◆ **MATERIAL SUPPLIED**:
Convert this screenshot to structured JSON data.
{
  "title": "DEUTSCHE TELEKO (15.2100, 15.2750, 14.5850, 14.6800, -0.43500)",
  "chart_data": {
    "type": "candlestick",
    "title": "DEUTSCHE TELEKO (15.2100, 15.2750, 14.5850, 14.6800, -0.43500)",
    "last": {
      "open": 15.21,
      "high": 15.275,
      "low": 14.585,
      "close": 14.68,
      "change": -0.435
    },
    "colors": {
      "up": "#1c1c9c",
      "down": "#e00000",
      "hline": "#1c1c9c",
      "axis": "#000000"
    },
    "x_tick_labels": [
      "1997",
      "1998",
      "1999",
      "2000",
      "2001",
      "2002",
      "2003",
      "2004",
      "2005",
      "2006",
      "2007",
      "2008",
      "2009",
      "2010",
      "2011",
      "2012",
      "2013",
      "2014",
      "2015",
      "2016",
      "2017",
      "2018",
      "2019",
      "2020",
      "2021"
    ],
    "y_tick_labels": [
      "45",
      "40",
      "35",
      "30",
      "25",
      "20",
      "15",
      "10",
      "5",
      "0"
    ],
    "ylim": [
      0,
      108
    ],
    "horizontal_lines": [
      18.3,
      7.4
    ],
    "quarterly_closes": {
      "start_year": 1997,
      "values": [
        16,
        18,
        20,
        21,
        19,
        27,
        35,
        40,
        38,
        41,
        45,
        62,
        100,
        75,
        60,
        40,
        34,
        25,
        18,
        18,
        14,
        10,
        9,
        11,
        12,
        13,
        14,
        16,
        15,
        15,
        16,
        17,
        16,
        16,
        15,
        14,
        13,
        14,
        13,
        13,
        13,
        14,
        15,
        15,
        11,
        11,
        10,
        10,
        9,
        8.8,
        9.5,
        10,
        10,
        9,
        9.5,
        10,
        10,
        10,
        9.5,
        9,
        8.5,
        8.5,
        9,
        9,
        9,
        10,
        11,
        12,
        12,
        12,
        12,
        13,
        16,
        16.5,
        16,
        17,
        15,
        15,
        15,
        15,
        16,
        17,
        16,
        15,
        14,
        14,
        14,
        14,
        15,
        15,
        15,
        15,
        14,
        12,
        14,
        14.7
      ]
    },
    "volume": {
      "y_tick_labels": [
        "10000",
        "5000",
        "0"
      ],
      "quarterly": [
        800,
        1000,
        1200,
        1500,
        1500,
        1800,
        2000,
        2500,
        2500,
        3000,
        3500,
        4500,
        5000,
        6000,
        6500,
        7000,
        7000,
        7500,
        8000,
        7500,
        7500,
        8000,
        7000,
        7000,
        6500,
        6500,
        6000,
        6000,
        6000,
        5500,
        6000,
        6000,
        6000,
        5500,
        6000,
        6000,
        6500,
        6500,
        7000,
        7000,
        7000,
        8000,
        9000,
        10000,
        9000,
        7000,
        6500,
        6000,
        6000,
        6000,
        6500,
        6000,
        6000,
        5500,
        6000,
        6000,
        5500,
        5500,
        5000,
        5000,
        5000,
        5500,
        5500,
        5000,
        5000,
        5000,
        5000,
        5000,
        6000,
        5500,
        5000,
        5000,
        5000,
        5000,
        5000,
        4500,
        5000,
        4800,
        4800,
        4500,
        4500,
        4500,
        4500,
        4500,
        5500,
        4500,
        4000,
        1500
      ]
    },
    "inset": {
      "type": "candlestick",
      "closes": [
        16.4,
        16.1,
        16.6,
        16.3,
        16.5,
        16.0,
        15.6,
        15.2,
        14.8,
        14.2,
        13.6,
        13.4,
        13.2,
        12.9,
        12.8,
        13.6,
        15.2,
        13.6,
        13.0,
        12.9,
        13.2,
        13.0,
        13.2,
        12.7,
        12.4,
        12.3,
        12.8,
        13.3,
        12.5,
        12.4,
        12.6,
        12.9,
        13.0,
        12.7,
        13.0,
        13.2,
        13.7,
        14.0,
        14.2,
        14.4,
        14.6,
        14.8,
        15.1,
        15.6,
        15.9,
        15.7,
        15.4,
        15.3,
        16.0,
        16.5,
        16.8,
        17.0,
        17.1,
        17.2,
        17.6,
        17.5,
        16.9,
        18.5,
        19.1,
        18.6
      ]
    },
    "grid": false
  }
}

◆ **TASK PROMPT**:
Repeat all entries. Match them exactly.

◆ **EXERCISE ANSWER**:
Convert this screenshot to structured JSON data.
{
  "title": "DEUTSCHE TELEKO (15.2100, 15.2750, 14.5850, 14.6800, -0.43500)",
  "chart_data": {
    "type": "candlestick",
    "title": "DEUTSCHE TELEKO (15.2100, 15.2750, 14.5850, 14.6800, -0.43500)",
    "last": {
      "open": 15.21,
      "high": 15.275,
      "low": 14.585,
      "close": 14.68,
      "change": -0.435
    },
    "colors": {
      "up": "#1c1c9c",
      "down": "#e00000",
      "hline": "#1c1c9c",
      "axis": "#000000"
    },
    "x_tick_labels": [
      "1997",
      "1998",
      "1999",
      "2000",
      "2001",
      "2002",
      "2003",
      "2004",
      "2005",
      "2006",
      "2007",
      "2008",
      "2009",
      "2010",
      "2011",
      "2012",
      "2013",
      "2014",
      "2015",
      "2016",
      "2017",
      "2018",
      "2019",
      "2020",
      "2021"
    ],
    "y_tick_labels": [
      "45",
      "40",
      "35",
      "30",
      "25",
      "20",
      "15",
      "10",
      "5",
      "0"
    ],
    "ylim": [
      0,
      108
    ],
    "horizontal_lines": [
      18.3,
      7.4
    ],
    "quarterly_closes": {
      "start_year": 1997,
      "values": [
        16,
        18,
        20,
        21,
        19,
        27,
        35,
        40,
        38,
        41,
        45,
        62,
        100,
        75,
        60,
        40,
        34,
        25,
        18,
        18,
        14,
        10,
        9,
        11,
        12,
        13,
        14,
        16,
        15,
        15,
        16,
        17,
        16,
        16,
        15,
        14,
        13,
        14,
        13,
        13,
        13,
        14,
        15,
        15,
        11,
        11,
        10,
        10,
        9,
        8.8,
        9.5,
        10,
        10,
        9,
        9.5,
        10,
        10,
        10,
        9.5,
        9,
        8.5,
        8.5,
        9,
        9,
        9,
        10,
        11,
        12,
        12,
        12,
        12,
        13,
        16,
        16.5,
        16,
        17,
        15,
        15,
        15,
        15,
        16,
        17,
        16,
        15,
        14,
        14,
        14,
        14,
        15,
        15,
        15,
        15,
        14,
        12,
        14,
        14.7
      ]
    },
    "volume": {
      "y_tick_labels": [
        "10000",
        "5000",
        "0"
      ],
      "quarterly": [
        800,
        1000,
        1200,
        1500,
        1500,
        1800,
        2000,
        2500,
        2500,
        3000,
        3500,
        4500,
        5000,
        6000,
        6500,
        7000,
        7000,
        7500,
        8000,
        7500,
        7500,
        8000,
        7000,
        7000,
        6500,
        6500,
        6000,
        6000,
        6000,
        5500,
        6000,
        6000,
        6000,
        5500,
        6000,
        6000,
        6500,
        6500,
        7000,
        7000,
        7000,
        8000,
        9000,
        10000,
        9000,
        7000,
        6500,
        6000,
        6000,
        6000,
        6500,
        6000,
        6000,
        5500,
        6000,
        6000,
        5500,
        5500,
        5000,
        5000,
        5000,
        5500,
        5500,
        5000,
        5000,
        5000,
        5000,
        5000,
        6000,
        5500,
        5000,
        5000,
        5000,
        5000,
        5000,
        4500,
        5000,
        4800,
        4800,
        4500,
        4500,
        4500,
        4500,
        4500,
        5500,
        4500,
        4000,
        1500
      ]
    },
    "inset": {
      "type": "candlestick",
      "closes": [
        16.4,
        16.1,
        16.6,
        16.3,
        16.5,
        16.0,
        15.6,
        15.2,
        14.8,
        14.2,
        13.6,
        13.4,
        13.2,
        12.9,
        12.8,
        13.6,
        15.2,
        13.6,
        13.0,
        12.9,
        13.2,
        13.0,
        13.2,
        12.7,
        12.4,
        12.3,
        12.8,
        13.3,
        12.5,
        12.4,
        12.6,
        12.9,
        13.0,
        12.7,
        13.0,
        13.2,
        13.7,
        14.0,
        14.2,
        14.4,
        14.6,
        14.8,
        15.1,
        15.6,
        15.9,
        15.7,
        15.4,
        15.3,
        16.0,
        16.5,
        16.8,
        17.0,
        17.1,
        17.2,
        17.6,
        17.5,
        16.9,
        18.5,
        19.1,
        18.6
      ]
    },
    "grid": false
  }
}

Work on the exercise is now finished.